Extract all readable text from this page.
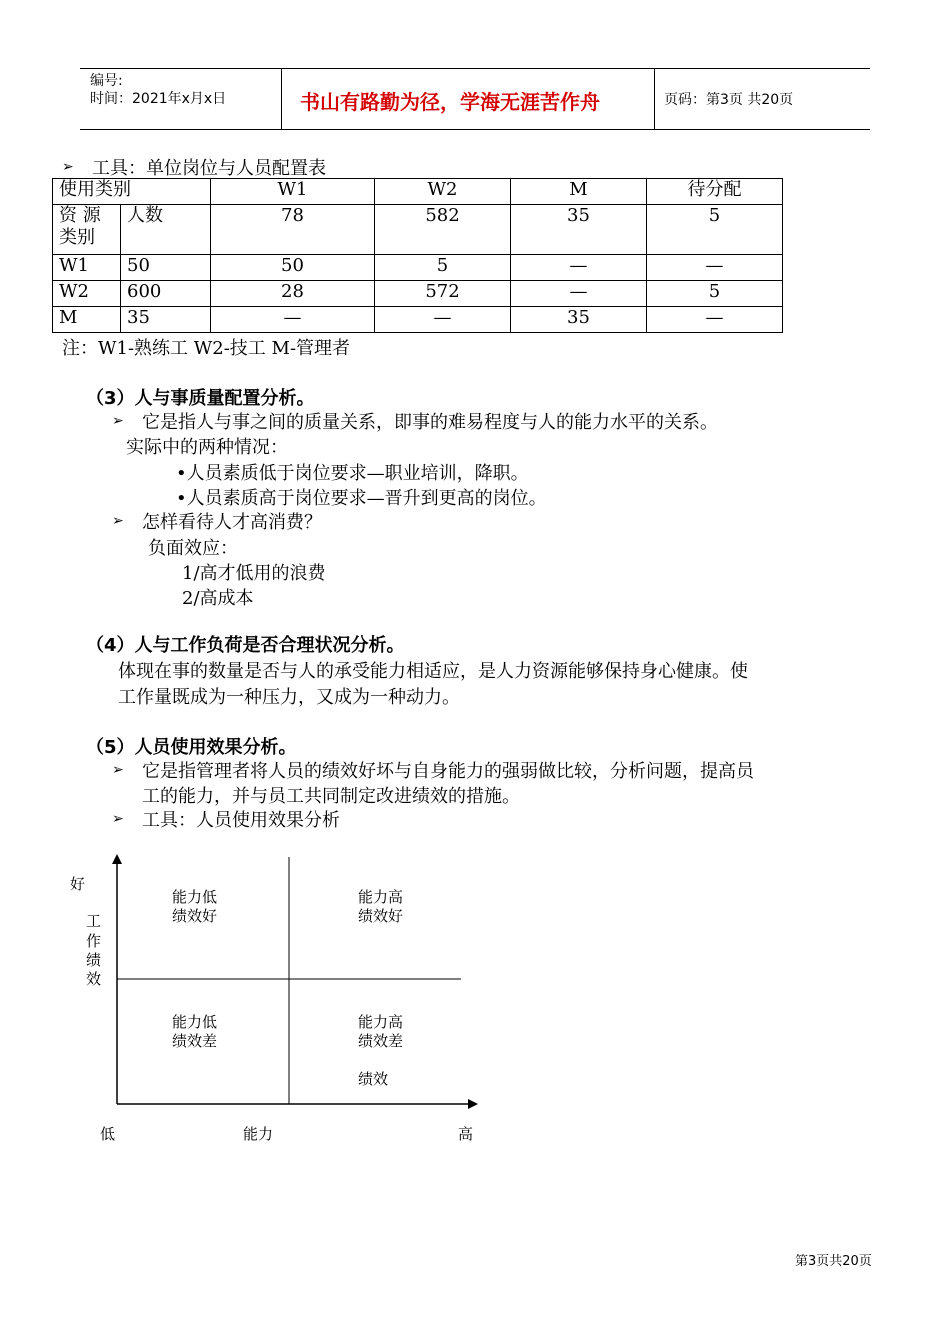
编号:
时间：2021年x月x日	书山有路勤为径，学海无涯苦作舟	页码：第3页 共20页
➢ 工具：单位岗位与人员配置表
使用类别		W1	W2	M	待分配
资 源
类别	人数	78	582	35	5
W1	50	50	5	—	—
W2	600	28	572	—	5
M	35	—	—	35	—
注：W1-熟练工 W2-技工 M-管理者
（3）人与事质量配置分析。
➢ 它是指人与事之间的质量关系，即事的难易程度与人的能力水平的关系。
实际中的两种情况：
•人员素质低于岗位要求—职业培训，降职。
•人员素质高于岗位要求—晋升到更高的岗位。
➢ 怎样看待人才高消费？
负面效应：
1/高才低用的浪费
2/高成本
（4）人与工作负荷是否合理状况分析。
体现在事的数量是否与人的承受能力相适应，是人力资源能够保持身心健康。使
工作量既成为一种压力，又成为一种动力。
（5）人员使用效果分析。
➢ 它是指管理者将人员的绩效好坏与自身能力的强弱做比较，分析问题，提高员
工的能力，并与员工共同制定改进绩效的措施。
➢ 工具：人员使用效果分析
好
工
作
绩
效
能力低
绩效好
能力高
绩效好
能力低
绩效差
能力高
绩效差
绩效
低	能力	高
第3页共20页
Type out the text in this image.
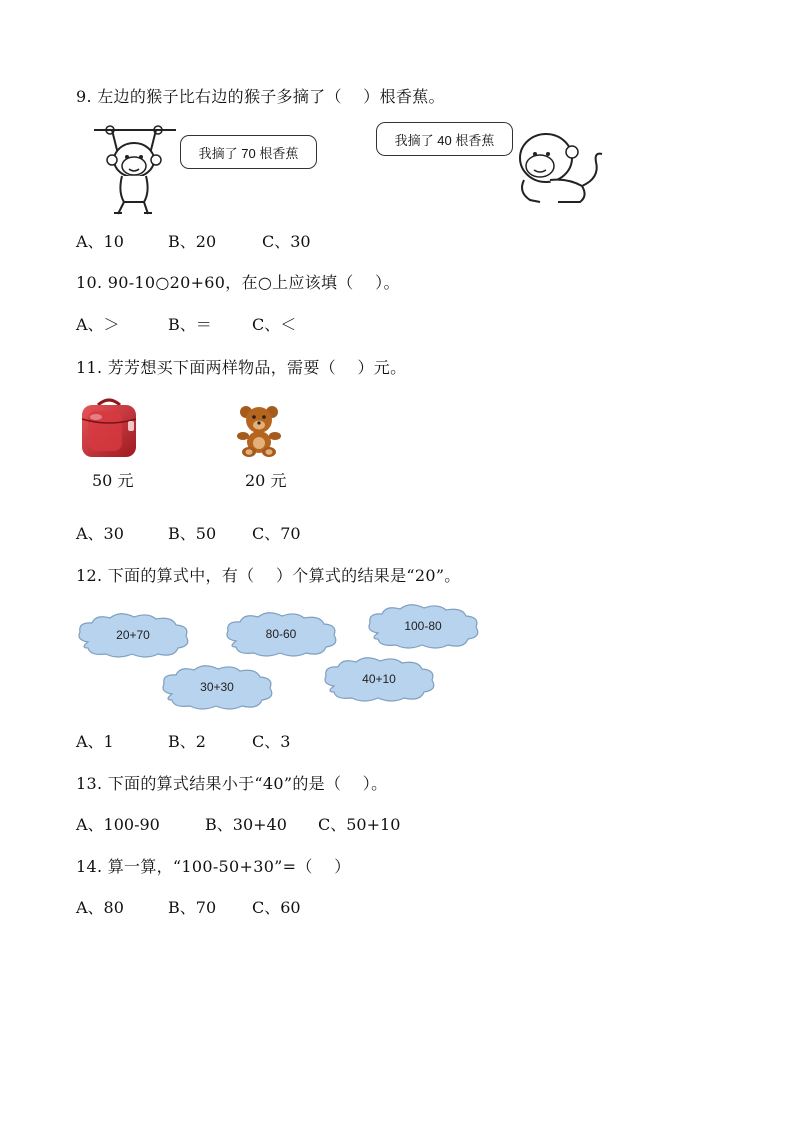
9. 左边的猴子比右边的猴子多摘了（    ）根香蕉。
我摘了 70 根香蕉
我摘了 40 根香蕉
A、10	B、20	C、30
10. 90-10○20+60，在○上应该填（    ）。
A、＞	B、＝	C、＜
11. 芳芳想买下面两样物品，需要（    ）元。
50 元	20 元
A、30	B、50 C、70
12. 下面的算式中，有（    ）个算式的结果是“20”。
20+70	80-60
100-80
30+30
40+10
A、1	B、2	C、3
13. 下面的算式结果小于“40”的是（    ）。
A、100-90	B、30+40 C、50+10
14. 算一算，“100-50+30”=（    ）
A、80	B、70 C、60
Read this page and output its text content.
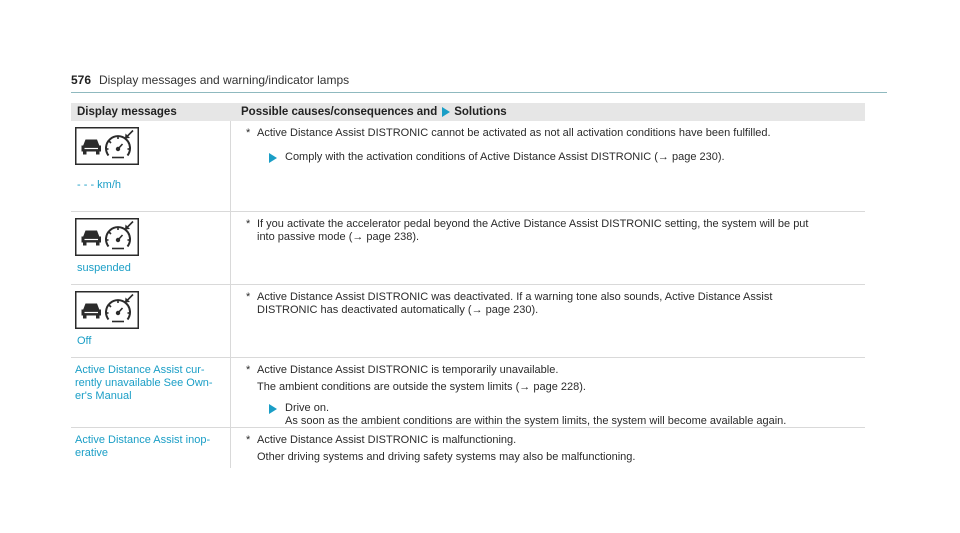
576 Display messages and warning/indicator lamps
Display messages	Possible causes/consequences and Solutions
- - - km/h
* Active Distance Assist DISTRONIC cannot be activated as not all activation conditions have been fulfilled.
Comply with the activation conditions of Active Distance Assist DISTRONIC (→ page 230).
suspended
* If you activate the accelerator pedal beyond the Active Distance Assist DISTRONIC setting, the system will be put
into passive mode (→ page 238).
Off
* Active Distance Assist DISTRONIC was deactivated. If a warning tone also sounds, Active Distance Assist
DISTRONIC has deactivated automatically (→ page 230).
Active Distance Assist cur-
rently unavailable See Own-
er's Manual
* Active Distance Assist DISTRONIC is temporarily unavailable.
The ambient conditions are outside the system limits (→ page 228).
Drive on.
As soon as the ambient conditions are within the system limits, the system will become available again.
Active Distance Assist inop-
erative
* Active Distance Assist DISTRONIC is malfunctioning.
Other driving systems and driving safety systems may also be malfunctioning.
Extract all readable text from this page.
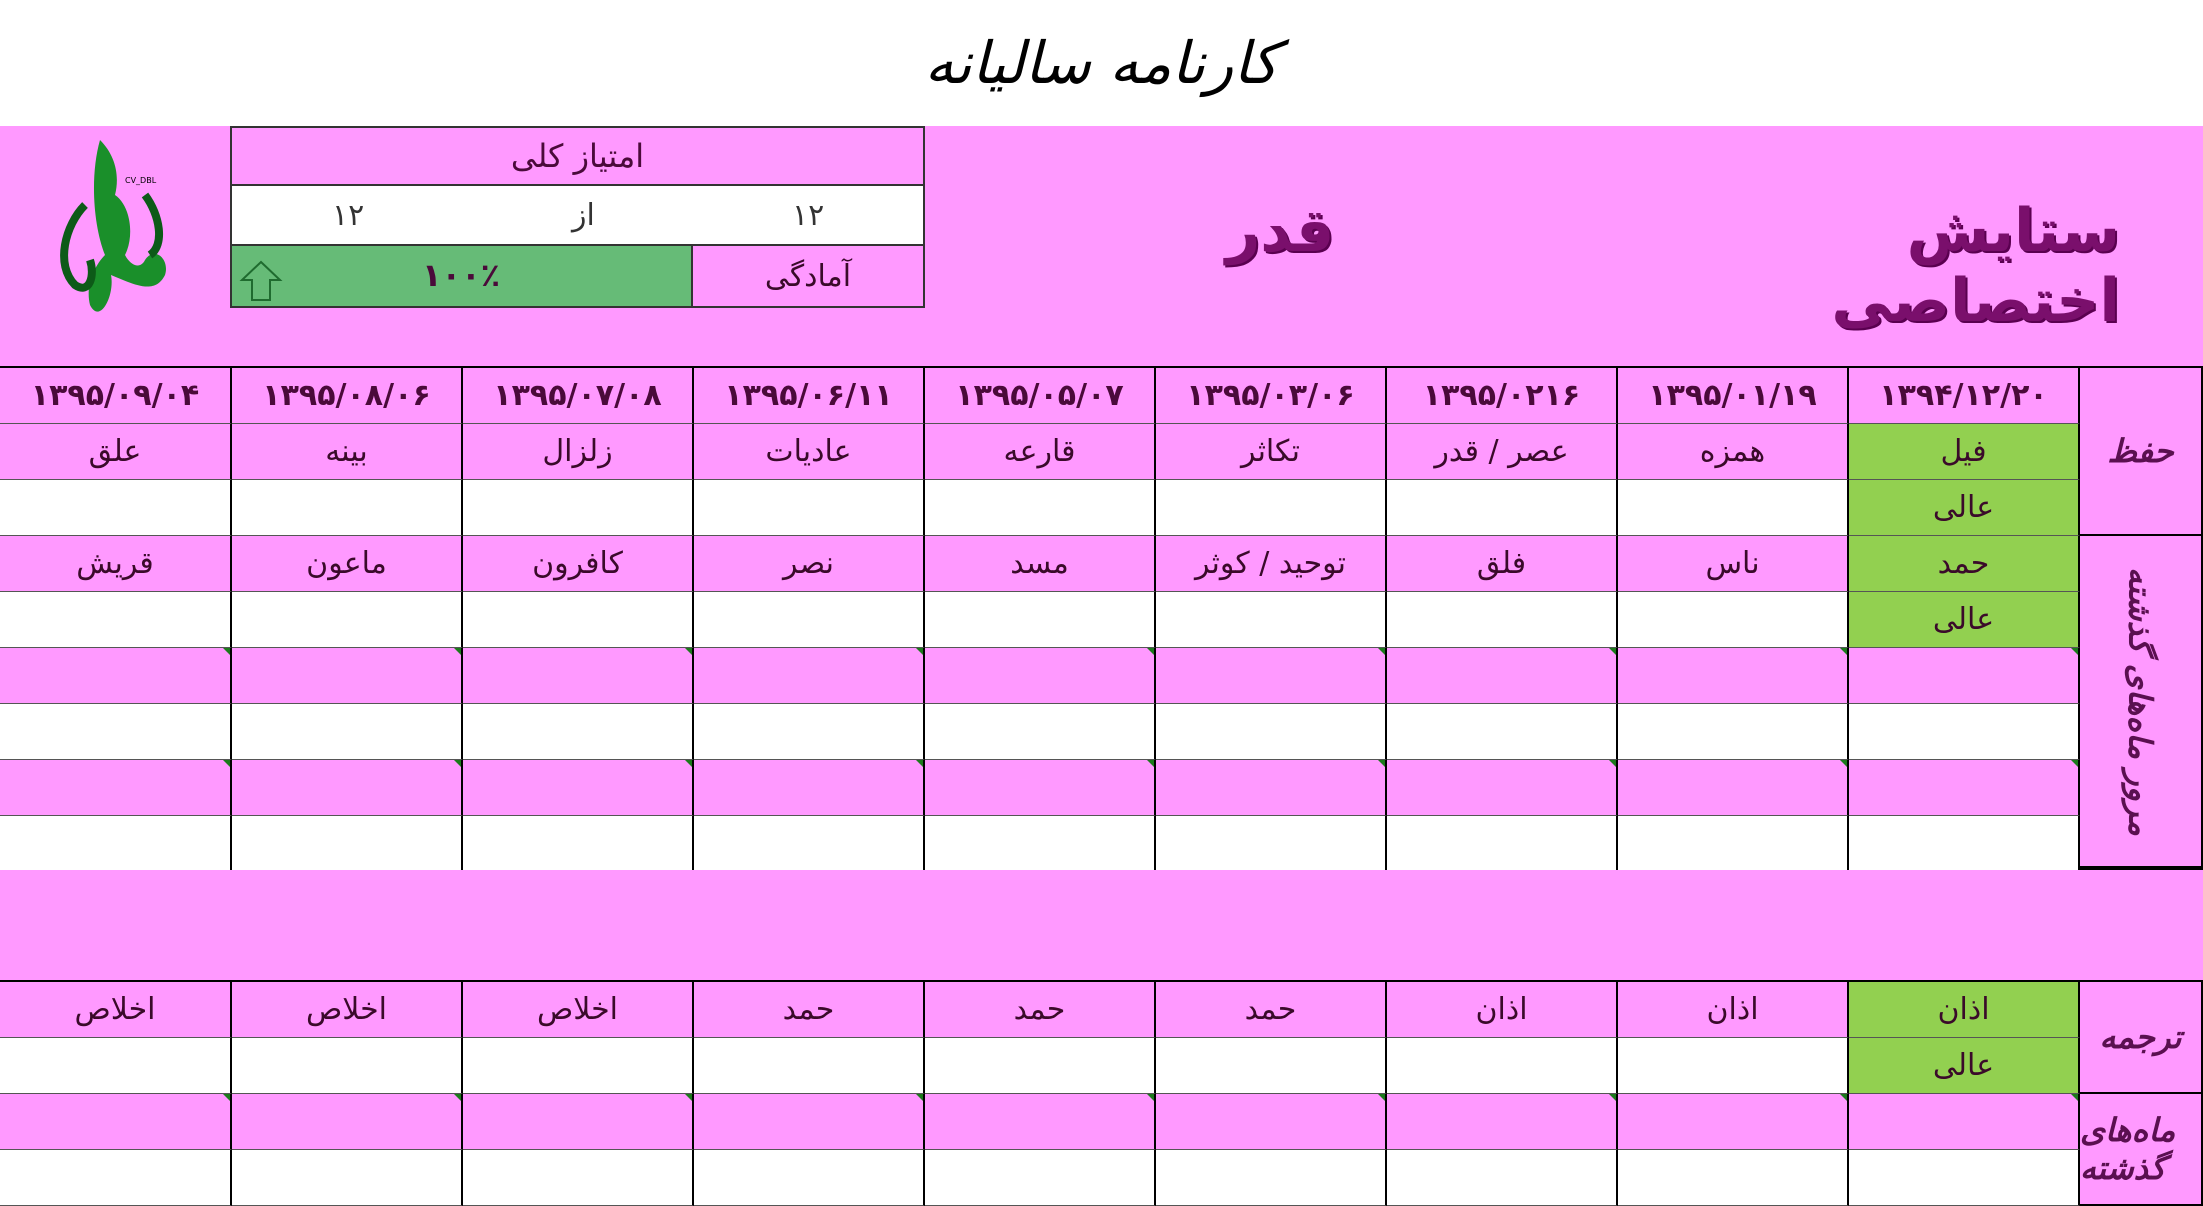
کارنامه سالیانه
ستایش اختصاصی
قدر
امتیاز کلی
۱۲
از
۱۲
۱۰۰٪	آمادگی
CV_DBL
۱۳۹۴/۱۲/۲۰
۱۳۹۵/۰۱/۱۹
۱۳۹۵/۰۲۱۶
۱۳۹۵/۰۳/۰۶
۱۳۹۵/۰۵/۰۷
۱۳۹۵/۰۶/۱۱
۱۳۹۵/۰۷/۰۸
۱۳۹۵/۰۸/۰۶
۱۳۹۵/۰۹/۰۴
فیل
همزه
عصر / قدر
تکاثر
قارعه
عادیات
زلزال
بینه
علق
عالی
حفظ
حمد
ناس
فلق
توحید / کوثر
مسد
نصر
کافرون
ماعون
قریش
عالی	مرور ماه‌های گذشته
اذان
اذان
اذان
حمد
حمد
حمد
اخلاص
اخلاص
اخلاص
عالی
ترجمه
ماه‌های گذشته
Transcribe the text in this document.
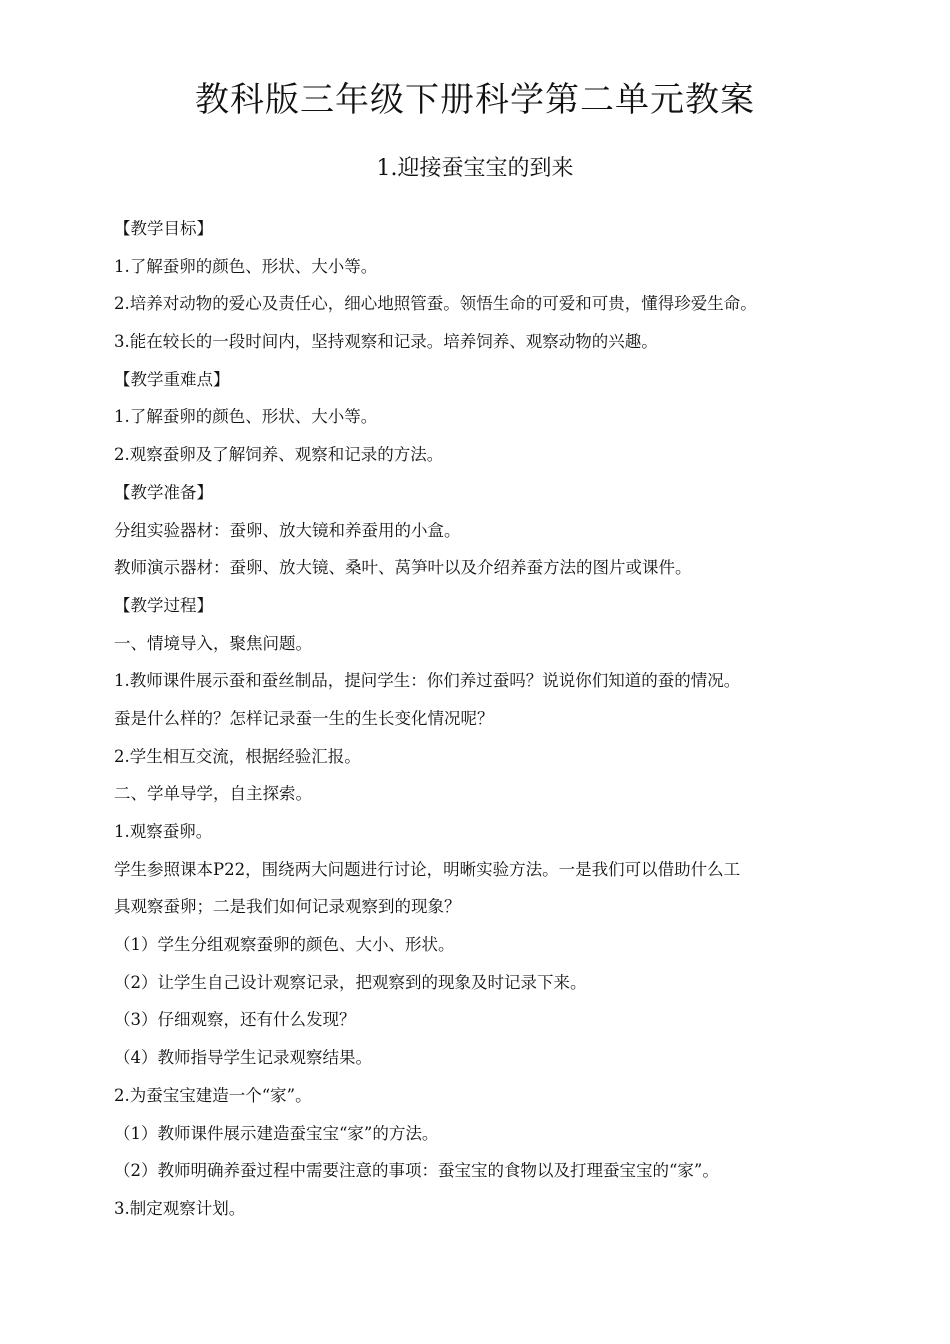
教科版三年级下册科学第二单元教案
1.迎接蚕宝宝的到来
【教学目标】
1.了解蚕卵的颜色、形状、大小等。
2.培养对动物的爱心及责任心，细心地照管蚕。领悟生命的可爱和可贵，懂得珍爱生命。
3.能在较长的一段时间内，坚持观察和记录。培养饲养、观察动物的兴趣。
【教学重难点】
1.了解蚕卵的颜色、形状、大小等。
2.观察蚕卵及了解饲养、观察和记录的方法。
【教学准备】
分组实验器材：蚕卵、放大镜和养蚕用的小盒。
教师演示器材：蚕卵、放大镜、桑叶、莴笋叶以及介绍养蚕方法的图片或课件。
【教学过程】
一、情境导入，聚焦问题。
1.教师课件展示蚕和蚕丝制品，提问学生：你们养过蚕吗？说说你们知道的蚕的情况。
蚕是什么样的？怎样记录蚕一生的生长变化情况呢？
2.学生相互交流，根据经验汇报。
二、学单导学，自主探索。
1.观察蚕卵。
学生参照课本P22，围绕两大问题进行讨论，明晰实验方法。一是我们可以借助什么工
具观察蚕卵；二是我们如何记录观察到的现象？
（1）学生分组观察蚕卵的颜色、大小、形状。
（2）让学生自己设计观察记录，把观察到的现象及时记录下来。
（3）仔细观察，还有什么发现？
（4）教师指导学生记录观察结果。
2.为蚕宝宝建造一个“家”。
（1）教师课件展示建造蚕宝宝“家”的方法。
（2）教师明确养蚕过程中需要注意的事项：蚕宝宝的食物以及打理蚕宝宝的“家”。
3.制定观察计划。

= Stated task =
Each record above should be copied character for character, with pictures dropped.

= Output for this task =
Extract all readable text from this page.
编号:
时间：2021年x月x日	书山有路勤为径，学海无涯苦作舟	页码：第3页 共20页
➢ 工具：单位岗位与人员配置表
使用类别		W1	W2	M	待分配
资 源
类别	人数	78	582	35	5
W1	50	50	5	—	—
W2	600	28	572	—	5
M	35	—	—	35	—
注：W1-熟练工 W2-技工 M-管理者
（3）人与事质量配置分析。
➢ 它是指人与事之间的质量关系，即事的难易程度与人的能力水平的关系。
实际中的两种情况：
•人员素质低于岗位要求—职业培训，降职。
•人员素质高于岗位要求—晋升到更高的岗位。
➢ 怎样看待人才高消费？
负面效应：
1/高才低用的浪费
2/高成本
（4）人与工作负荷是否合理状况分析。
体现在事的数量是否与人的承受能力相适应，是人力资源能够保持身心健康。使
工作量既成为一种压力，又成为一种动力。
（5）人员使用效果分析。
➢ 它是指管理者将人员的绩效好坏与自身能力的强弱做比较，分析问题，提高员
工的能力，并与员工共同制定改进绩效的措施。
➢ 工具：人员使用效果分析
好
工
作
绩
效
能力低
绩效好
能力高
绩效好
能力低
绩效差
能力高
绩效差
绩效
低	能力	高
第3页共20页
Type out the text in this image.
9. 左边的猴子比右边的猴子多摘了（    ）根香蕉。
我摘了 70 根香蕉
我摘了 40 根香蕉
A、10	B、20	C、30
10. 90-10○20+60，在○上应该填（    ）。
A、＞	B、＝	C、＜
11. 芳芳想买下面两样物品，需要（    ）元。
50 元	20 元
A、30	B、50 C、70
12. 下面的算式中，有（    ）个算式的结果是“20”。
20+70	80-60
100-80
30+30
40+10
A、1	B、2	C、3
13. 下面的算式结果小于“40”的是（    ）。
A、100-90	B、30+40 C、50+10
14. 算一算，“100-50+30”=（    ）
A、80	B、70 C、60
Read this page and output its text content.
576 Display messages and warning/indicator lamps
Display messages	Possible causes/consequences and Solutions
- - - km/h
* Active Distance Assist DISTRONIC cannot be activated as not all activation conditions have been fulfilled.
Comply with the activation conditions of Active Distance Assist DISTRONIC (→ page 230).
suspended
* If you activate the accelerator pedal beyond the Active Distance Assist DISTRONIC setting, the system will be put
into passive mode (→ page 238).
Off
* Active Distance Assist DISTRONIC was deactivated. If a warning tone also sounds, Active Distance Assist
DISTRONIC has deactivated automatically (→ page 230).
Active Distance Assist cur-
rently unavailable See Own-
er's Manual
* Active Distance Assist DISTRONIC is temporarily unavailable.
The ambient conditions are outside the system limits (→ page 228).
Drive on.
As soon as the ambient conditions are within the system limits, the system will become available again.
Active Distance Assist inop-
erative
* Active Distance Assist DISTRONIC is malfunctioning.
Other driving systems and driving safety systems may also be malfunctioning.
Extract all readable text from this page.
کارنامه سالیانه
ستایش اختصاصی
قدر
امتیاز کلی
۱۲
از
۱۲
۱۰۰٪	آمادگی
CV_DBL
۱۳۹۴/۱۲/۲۰
۱۳۹۵/۰۱/۱۹
۱۳۹۵/۰۲۱۶
۱۳۹۵/۰۳/۰۶
۱۳۹۵/۰۵/۰۷
۱۳۹۵/۰۶/۱۱
۱۳۹۵/۰۷/۰۸
۱۳۹۵/۰۸/۰۶
۱۳۹۵/۰۹/۰۴
فیل
همزه
عصر / قدر
تکاثر
قارعه
عادیات
زلزال
بینه
علق
عالی
حفظ
حمد
ناس
فلق
توحید / کوثر
مسد
نصر
کافرون
ماعون
قریش
عالی	مرور ماه‌های گذشته
اذان
اذان
اذان
حمد
حمد
حمد
اخلاص
اخلاص
اخلاص
عالی
ترجمه
ماه‌های گذشته
Transcribe the text in this document.
教科版三年级下册科学第二单元教案
1.迎接蚕宝宝的到来
【教学目标】
1.了解蚕卵的颜色、形状、大小等。
2.培养对动物的爱心及责任心，细心地照管蚕。领悟生命的可爱和可贵，懂得珍爱生命。
3.能在较长的一段时间内，坚持观察和记录。培养饲养、观察动物的兴趣。
【教学重难点】
1.了解蚕卵的颜色、形状、大小等。
2.观察蚕卵及了解饲养、观察和记录的方法。
【教学准备】
分组实验器材：蚕卵、放大镜和养蚕用的小盒。
教师演示器材：蚕卵、放大镜、桑叶、莴笋叶以及介绍养蚕方法的图片或课件。
【教学过程】
一、情境导入，聚焦问题。
1.教师课件展示蚕和蚕丝制品，提问学生：你们养过蚕吗？说说你们知道的蚕的情况。
蚕是什么样的？怎样记录蚕一生的生长变化情况呢？
2.学生相互交流，根据经验汇报。
二、学单导学，自主探索。
1.观察蚕卵。
学生参照课本P22，围绕两大问题进行讨论，明晰实验方法。一是我们可以借助什么工
具观察蚕卵；二是我们如何记录观察到的现象？
（1）学生分组观察蚕卵的颜色、大小、形状。
（2）让学生自己设计观察记录，把观察到的现象及时记录下来。
（3）仔细观察，还有什么发现？
（4）教师指导学生记录观察结果。
2.为蚕宝宝建造一个“家”。
（1）教师课件展示建造蚕宝宝“家”的方法。
（2）教师明确养蚕过程中需要注意的事项：蚕宝宝的食物以及打理蚕宝宝的“家”。
3.制定观察计划。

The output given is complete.